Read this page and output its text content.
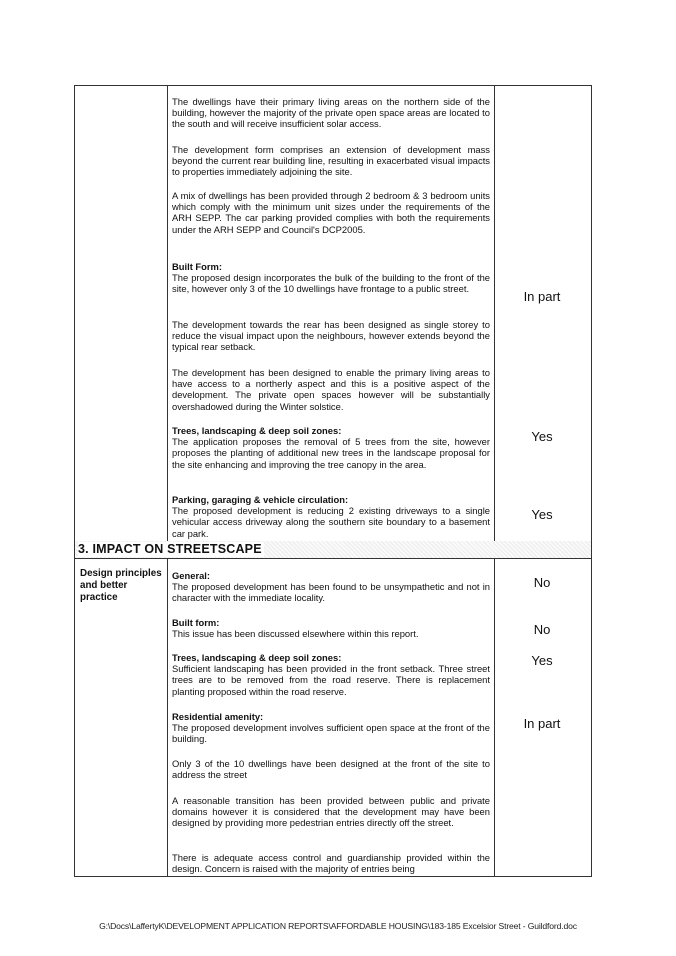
The dwellings have their primary living areas on the northern side of the building, however the majority of the private open space areas are located to the south and will receive insufficient solar access.

The development form comprises an extension of development mass beyond the current rear building line, resulting in exacerbated visual impacts to properties immediately adjoining the site.

A mix of dwellings has been provided through 2 bedroom & 3 bedroom units which comply with the minimum unit sizes under the requirements of the ARH SEPP. The car parking provided complies with both the requirements under the ARH SEPP and Council's DCP2005.

Built Form:
The proposed design incorporates the bulk of the building to the front of the site, however only 3 of the 10 dwellings have frontage to a public street.

The development towards the rear has been designed as single storey to reduce the visual impact upon the neighbours, however extends beyond the typical rear setback.

The development has been designed to enable the primary living areas to have access to a northerly aspect and this is a positive aspect of the development. The private open spaces however will be substantially overshadowed during the Winter solstice.

Trees, landscaping & deep soil zones:
The application proposes the removal of 5 trees from the site, however proposes the planting of additional new trees in the landscape proposal for the site enhancing and improving the tree canopy in the area.

Parking, garaging & vehicle circulation:
The proposed development is reducing 2 existing driveways to a single vehicular access driveway along the southern site boundary to a basement car park.

In part
Yes
Yes
3. IMPACT ON STREETSCAPE
Design principles and better practice

General:
The proposed development has been found to be unsympathetic and not in character with the immediate locality.

Built form:
This issue has been discussed elsewhere within this report.

Trees, landscaping & deep soil zones:
Sufficient landscaping has been provided in the front setback. Three street trees are to be removed from the road reserve. There is replacement planting proposed within the road reserve.

Residential amenity:
The proposed development involves sufficient open space at the front of the building.

Only 3 of the 10 dwellings have been designed at the front of the site to address the street

A reasonable transition has been provided between public and private domains however it is considered that the development may have been designed by providing more pedestrian entries directly off the street.

There is adequate access control and guardianship provided within the design. Concern is raised with the majority of entries being

No
No
Yes
In part
G:\Docs\LaffertyK\DEVELOPMENT APPLICATION REPORTS\AFFORDABLE HOUSING\183-185 Excelsior Street - Guildford.doc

______________________________

### OBJECTIVE
Which lines hold the word "planting"? Copy each of them from the records.

### SOLUTION TO THIS PROBLEM
The application proposes the removal of 5 trees from the site, however proposes the planting of additional new trees in the landscape proposal for the site enhancing and improving the tree canopy in the area.
Sufficient landscaping has been provided in the front setback. Three street trees are to be removed from the road reserve. There is replacement planting proposed within the road reserve.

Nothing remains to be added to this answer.